ÉNONCÉ 1 » D'après le passage sur la loi Manilia, qu'est-ce qui valut des éloges à Roscius ? Répondez en une ou deux phrases.

EXTRAIT DU DOCUMENT »

LOI
MANILIA PRESCRIVANT DE RÉPARTIR LES AFFRANCHIS DANS TOUTES LES TRIBUS ( 67 av. J.-C. ) |
Dion Cassius, XXXVI ( Gros, Paris, 1845-70 ). |
40. Roscius
proposa une nouvelle loi : C. Manilius, qui était aussi
tribun du peuple, en proposa une autre. Le premier demanda qu'au théâtre
les places des chevaliers fussent séparées de celles des
autres citoyens, et cette proposition lui valut des éloges :
peu s'en fallut, au contraire, que Manilius ne fût puni pour la
sienne. Le dernier jour de l'année, vers le soir, à la
tète de quelques hommes du peuple qu'il avait disposés
pour un coup de main, il proposa de conférer aux affranchis le
droit de voter comme ceux qui leur avaient donné la liberté.

ÉNONCÉ 2 » Mettez sous forme de tableau Markdown la portion des entrées qui va de leur début jusqu'à la ligne contenant "svg-text:0.0: 0.0 [1904, 1282, 1948, 1318]", les deux bornes comprises. Utilisez les colonnes « Numéro » et « Ligne d'entrée », et omettez les lignes vides.

ENTRÉES FOURNIES »
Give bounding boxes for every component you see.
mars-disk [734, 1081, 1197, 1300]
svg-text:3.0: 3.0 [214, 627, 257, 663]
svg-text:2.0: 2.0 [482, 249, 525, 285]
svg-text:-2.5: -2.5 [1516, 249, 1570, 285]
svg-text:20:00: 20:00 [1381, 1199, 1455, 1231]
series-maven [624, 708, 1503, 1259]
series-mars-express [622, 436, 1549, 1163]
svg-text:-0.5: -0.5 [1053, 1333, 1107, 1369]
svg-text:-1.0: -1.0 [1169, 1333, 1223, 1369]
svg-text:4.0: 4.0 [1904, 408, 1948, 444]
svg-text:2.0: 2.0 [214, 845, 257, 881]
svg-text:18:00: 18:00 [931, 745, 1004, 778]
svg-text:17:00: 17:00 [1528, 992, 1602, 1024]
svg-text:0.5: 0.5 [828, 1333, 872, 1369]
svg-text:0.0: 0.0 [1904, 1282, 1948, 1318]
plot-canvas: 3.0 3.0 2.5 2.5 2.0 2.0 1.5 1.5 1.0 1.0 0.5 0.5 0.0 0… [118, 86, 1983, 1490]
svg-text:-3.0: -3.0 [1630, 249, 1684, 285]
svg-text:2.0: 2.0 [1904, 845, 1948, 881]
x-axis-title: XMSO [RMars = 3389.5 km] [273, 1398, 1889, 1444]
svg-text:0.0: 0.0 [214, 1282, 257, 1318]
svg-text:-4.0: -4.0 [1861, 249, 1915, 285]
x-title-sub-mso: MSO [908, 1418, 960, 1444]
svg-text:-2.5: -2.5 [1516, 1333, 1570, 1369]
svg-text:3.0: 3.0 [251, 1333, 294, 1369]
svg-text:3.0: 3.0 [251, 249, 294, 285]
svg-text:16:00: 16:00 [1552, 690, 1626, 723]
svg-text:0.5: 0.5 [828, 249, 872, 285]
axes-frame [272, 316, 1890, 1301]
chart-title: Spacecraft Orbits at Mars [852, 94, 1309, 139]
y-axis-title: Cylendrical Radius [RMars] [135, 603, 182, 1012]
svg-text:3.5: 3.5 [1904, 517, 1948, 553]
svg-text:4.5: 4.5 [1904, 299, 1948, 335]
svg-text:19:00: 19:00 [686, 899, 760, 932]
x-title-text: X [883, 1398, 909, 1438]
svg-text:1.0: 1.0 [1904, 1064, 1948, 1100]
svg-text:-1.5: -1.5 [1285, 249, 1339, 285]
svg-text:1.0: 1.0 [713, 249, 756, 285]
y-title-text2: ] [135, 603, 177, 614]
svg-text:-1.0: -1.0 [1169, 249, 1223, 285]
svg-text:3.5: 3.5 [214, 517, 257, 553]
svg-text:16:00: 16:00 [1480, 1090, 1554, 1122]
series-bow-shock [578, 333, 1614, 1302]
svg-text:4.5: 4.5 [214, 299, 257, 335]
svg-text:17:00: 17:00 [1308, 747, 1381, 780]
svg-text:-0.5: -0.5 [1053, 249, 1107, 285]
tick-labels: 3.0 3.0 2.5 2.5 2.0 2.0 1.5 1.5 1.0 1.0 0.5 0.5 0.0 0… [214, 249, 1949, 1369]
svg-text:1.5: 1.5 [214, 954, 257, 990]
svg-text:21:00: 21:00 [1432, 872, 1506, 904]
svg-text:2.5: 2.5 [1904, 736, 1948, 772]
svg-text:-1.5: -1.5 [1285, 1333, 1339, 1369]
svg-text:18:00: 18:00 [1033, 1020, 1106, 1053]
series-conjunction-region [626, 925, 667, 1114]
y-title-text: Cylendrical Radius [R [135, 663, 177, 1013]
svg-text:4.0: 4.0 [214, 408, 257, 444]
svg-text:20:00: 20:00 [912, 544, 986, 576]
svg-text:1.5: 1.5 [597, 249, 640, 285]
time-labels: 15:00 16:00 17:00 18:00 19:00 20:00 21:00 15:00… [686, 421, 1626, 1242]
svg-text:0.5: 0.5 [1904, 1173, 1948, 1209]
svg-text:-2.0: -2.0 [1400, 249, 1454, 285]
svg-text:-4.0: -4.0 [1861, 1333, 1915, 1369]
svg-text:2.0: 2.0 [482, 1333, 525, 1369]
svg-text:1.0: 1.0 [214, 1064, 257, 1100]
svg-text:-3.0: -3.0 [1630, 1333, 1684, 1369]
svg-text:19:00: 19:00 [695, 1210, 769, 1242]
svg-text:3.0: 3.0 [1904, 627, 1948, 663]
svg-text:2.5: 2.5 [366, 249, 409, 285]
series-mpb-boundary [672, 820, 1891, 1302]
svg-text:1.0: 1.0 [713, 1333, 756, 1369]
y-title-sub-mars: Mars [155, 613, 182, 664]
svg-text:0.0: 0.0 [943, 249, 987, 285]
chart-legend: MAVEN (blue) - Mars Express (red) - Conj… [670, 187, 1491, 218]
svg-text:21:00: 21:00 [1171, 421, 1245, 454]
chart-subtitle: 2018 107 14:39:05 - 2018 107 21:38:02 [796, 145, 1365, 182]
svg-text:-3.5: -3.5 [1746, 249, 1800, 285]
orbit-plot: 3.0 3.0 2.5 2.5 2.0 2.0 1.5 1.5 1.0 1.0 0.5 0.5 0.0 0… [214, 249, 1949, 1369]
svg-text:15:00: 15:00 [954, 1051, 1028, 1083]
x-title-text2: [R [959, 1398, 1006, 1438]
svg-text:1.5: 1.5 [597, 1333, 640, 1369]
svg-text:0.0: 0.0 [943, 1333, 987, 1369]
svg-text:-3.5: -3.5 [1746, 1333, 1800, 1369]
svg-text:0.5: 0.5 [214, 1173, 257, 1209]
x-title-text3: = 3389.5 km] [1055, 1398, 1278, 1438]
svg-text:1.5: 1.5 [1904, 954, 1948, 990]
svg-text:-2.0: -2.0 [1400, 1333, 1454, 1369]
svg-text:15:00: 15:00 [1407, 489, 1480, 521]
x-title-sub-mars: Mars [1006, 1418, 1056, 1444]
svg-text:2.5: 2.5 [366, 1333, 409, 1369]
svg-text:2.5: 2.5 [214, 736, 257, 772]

RÉPONSE COMPLÈTE 1 » Roscius reçut des éloges pour sa proposition de loi. Celle-ci demandait qu'au théâtre, les places des chevaliers soient séparées de celles des autres citoyens.

RÉPONSE COMPLÈTE 2 »
| Numéro | Ligne d'entrée |
|---|---|
| 1 | Give bounding boxes for every component you see. |
| 2 | mars-disk [734, 1081, 1197, 1300] |
| 3 | svg-text:3.0: 3.0 [214, 627, 257, 663] |
| 4 | svg-text:2.0: 2.0 [482, 249, 525, 285] |
| 5 | svg-text:-2.5: -2.5 [1516, 249, 1570, 285] |
| 6 | svg-text:20:00: 20:00 [1381, 1199, 1455, 1231] |
| 7 | series-maven [624, 708, 1503, 1259] |
| 8 | series-mars-express [622, 436, 1549, 1163] |
| 9 | svg-text:-0.5: -0.5 [1053, 1333, 1107, 1369] |
| 10 | svg-text:-1.0: -1.0 [1169, 1333, 1223, 1369] |
| 11 | svg-text:4.0: 4.0 [1904, 408, 1948, 444] |
| 12 | svg-text:2.0: 2.0 [214, 845, 257, 881] |
| 13 | svg-text:18:00: 18:00 [931, 745, 1004, 778] |
| 14 | svg-text:17:00: 17:00 [1528, 992, 1602, 1024] |
| 15 | svg-text:0.5: 0.5 [828, 1333, 872, 1369] |
| 16 | svg-text:0.0: 0.0 [1904, 1282, 1948, 1318] |